What this exercise asks →
a) In the newsgroup thread on giving operator[] more than one parameter, what is the expression a[e1, e2] said to be equivalent to?
b) Continue the newsgroup thread on giving operator[] more than one parameter from the point where it stops.

Text to read →
______________________________
Of course if the index subexpression to the second [] directly or
indirectly evaluates another [][] expression, you're hosed.  But at least
you didn't have to copy two ints to get there!

--Bruce Florman




Author: clamage@Eng.Sun.COM (Steve Clamage)
Date: 14 Nov 1994 19:19:54 GMT
Raw View
In article 784782020@graceland.att.com, pjl@graceland.att.com (Paul J. Lucas) writes:
>In <cppCz8HCI.9K7@netcom.com> cpp@netcom.com (Robin Rowe) writes:
>
>
> The _point_ of allowing [] to be overloaded is to mimick [] for
> built-in types.  Well, [] for built-in types doesn't do [i,j]
> the way you want; therefore, [] for classes shouldn't either.
>
>>How hard is this to implement for compiler writers?
>
> Trivial, but that's not the point.  Evervybody has their
> favorite "trivial" feature they'd like to see implemented.
> Remember the good ship Vasa.

Beyond that, allowing comma-separated subscripts changes the langauge
in ways that break existing code. The expression
 a[e1, e2]
already has a meaning. It is equivalent (except for sequence points) to
 (e1, a[e2])

The utility of being able to write a[i,j] instead of a(i,j) or a[i][j] has to
be weighed against breaking programs which assume the current language rules.
We can argue about why anyone would write a[e1,e2], but that doesn't change
the many years of C history inherited by C++.

---
Steve Clamage, stephen.clamage@eng.sun.com






Author: "Ronald F. Guilmette" <rfg@rahul.net>
Date: 15 Nov 1994 08:15:41 GMT
Raw View
In article <cppCz8HCI.9K7@netcom.com>, Robin Rowe <cpp@netcom.com> wrote:
>Some matrix class implementers use operator() instead of operator[]
>to avoid the helper class. I wonder why operator[] can't have more
>than one parameter since we are already allowed overloading the type
>of the single parameter. What does this break? How hard is this to
>implement for compiler writers?...

Everything is easy as long as you are not the schmuck who has to implement
it.

--

-- Ron Guilmette, Sunnyvale, CA ---------- RG Consulting -------------------
---- E-mail: rfg@segfault.us.com ----------- Purveyors of Compiler Test ----
-------------------------------------------- Suites and Bullet-Proof Shoes -




Author: kevlin@wslint.demon.co.uk (Kevlin Henney)
______________________________
Provided data →

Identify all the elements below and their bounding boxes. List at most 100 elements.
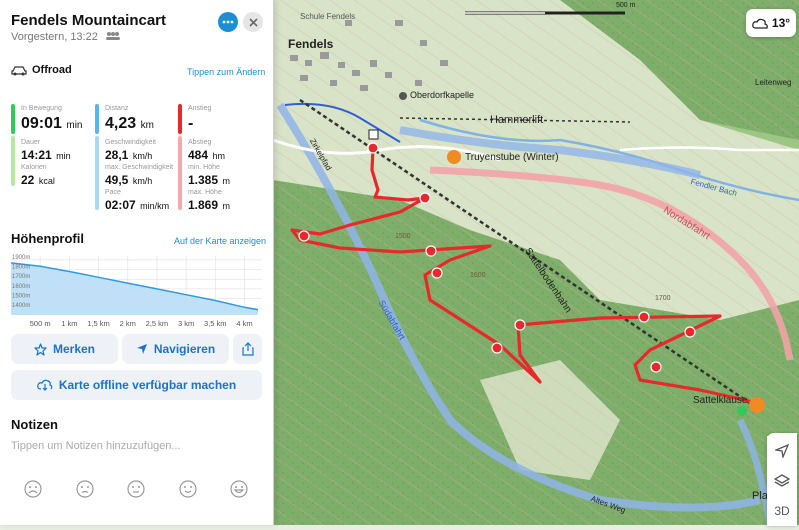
______________________________
Results by task →
a) It is equivalent to (e1, a[e2]), except for sequence points.

b)
Date: Tue, 15 Nov 1994 08:34:42 +0000
Raw View
In article <cppCz8AK7.341@netcom.com> cpp@netcom.com "Robin Rowe" writes:

>I think I may not have been clear. What I want to know is:
>
>        x=matrix[1][3]; // Legal with helper object.
>        x=matrix(1,3);  // Generally more efficient.
>        x=matrix[1,3];  // Illegal. Why???

x = matrix[1,3] is legal, it just means x = matrix[3] in this case.
The comma operator evaluates its operands in order from left to right
discarding all the but the last result.

+---------------------------+-------------------------------------------+
| Kevlin A P Henney         | Human vs Machine Intelligence:            |
| kevlin@wslint.demon.co.uk | Humans can wreck a nice beach more easily |
| Westinghouse Systems Ltd  |                                           |
+---------------------------+-------------------------------------------+




Author: maxtal@physics.su.OZ.AU (John Max Skaller)
Date: Tue, 15 Nov 1994 14:02:41 GMT
Raw View
In article <cppCz8AK7.341@netcom.com> cpp@netcom.com (Robin Rowe) writes:
>I think I may not have been clear. What I want to know is:
>
> x=matrix[1][3]; // Legal with helper object.
> x=matrix(1,3);  // Generally more efficient.
> x=matrix[1,3];  // Illegal. Why???

 Sigh. 1) I have proposed this _informally_ and there
 was some support for the idea.

 2) nothing will happen unless a paper is written:
 a formal proposal is needed.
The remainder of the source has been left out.